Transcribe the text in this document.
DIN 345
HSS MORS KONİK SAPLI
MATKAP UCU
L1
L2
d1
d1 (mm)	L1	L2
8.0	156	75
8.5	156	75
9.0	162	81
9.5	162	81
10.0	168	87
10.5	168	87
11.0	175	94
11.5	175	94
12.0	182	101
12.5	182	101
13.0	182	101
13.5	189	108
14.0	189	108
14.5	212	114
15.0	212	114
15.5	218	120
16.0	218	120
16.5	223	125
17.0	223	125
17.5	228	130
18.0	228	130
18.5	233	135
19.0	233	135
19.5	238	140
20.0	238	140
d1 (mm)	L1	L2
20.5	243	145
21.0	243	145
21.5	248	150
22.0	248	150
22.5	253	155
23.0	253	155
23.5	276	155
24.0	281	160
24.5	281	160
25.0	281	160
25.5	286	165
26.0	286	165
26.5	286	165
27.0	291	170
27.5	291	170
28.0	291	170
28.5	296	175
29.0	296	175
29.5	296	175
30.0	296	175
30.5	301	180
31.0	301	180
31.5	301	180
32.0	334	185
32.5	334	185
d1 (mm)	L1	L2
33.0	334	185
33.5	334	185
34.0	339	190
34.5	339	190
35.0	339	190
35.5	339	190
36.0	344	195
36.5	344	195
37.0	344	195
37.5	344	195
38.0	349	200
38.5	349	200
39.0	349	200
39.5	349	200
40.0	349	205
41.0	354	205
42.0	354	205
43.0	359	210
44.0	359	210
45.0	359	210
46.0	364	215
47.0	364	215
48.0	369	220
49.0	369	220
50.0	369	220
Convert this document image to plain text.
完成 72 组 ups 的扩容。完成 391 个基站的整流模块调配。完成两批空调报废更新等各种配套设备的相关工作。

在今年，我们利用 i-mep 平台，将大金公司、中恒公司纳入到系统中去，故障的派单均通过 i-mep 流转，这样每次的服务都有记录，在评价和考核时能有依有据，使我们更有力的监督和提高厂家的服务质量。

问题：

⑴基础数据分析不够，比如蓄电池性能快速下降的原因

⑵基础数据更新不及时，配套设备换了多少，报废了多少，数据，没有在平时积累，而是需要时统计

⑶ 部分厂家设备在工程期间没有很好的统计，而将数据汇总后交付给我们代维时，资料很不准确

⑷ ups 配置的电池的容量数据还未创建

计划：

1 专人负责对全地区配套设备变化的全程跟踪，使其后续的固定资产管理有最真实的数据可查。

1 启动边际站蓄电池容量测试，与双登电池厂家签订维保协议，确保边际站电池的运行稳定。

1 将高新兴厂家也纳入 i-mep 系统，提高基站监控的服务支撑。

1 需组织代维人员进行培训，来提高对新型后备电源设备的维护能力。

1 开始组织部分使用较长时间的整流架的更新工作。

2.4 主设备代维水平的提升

Exercise objective | From the entries, report each line that includes the word "text".

Written response |
Transcribe the text in this document.
Convert this document image to plain text.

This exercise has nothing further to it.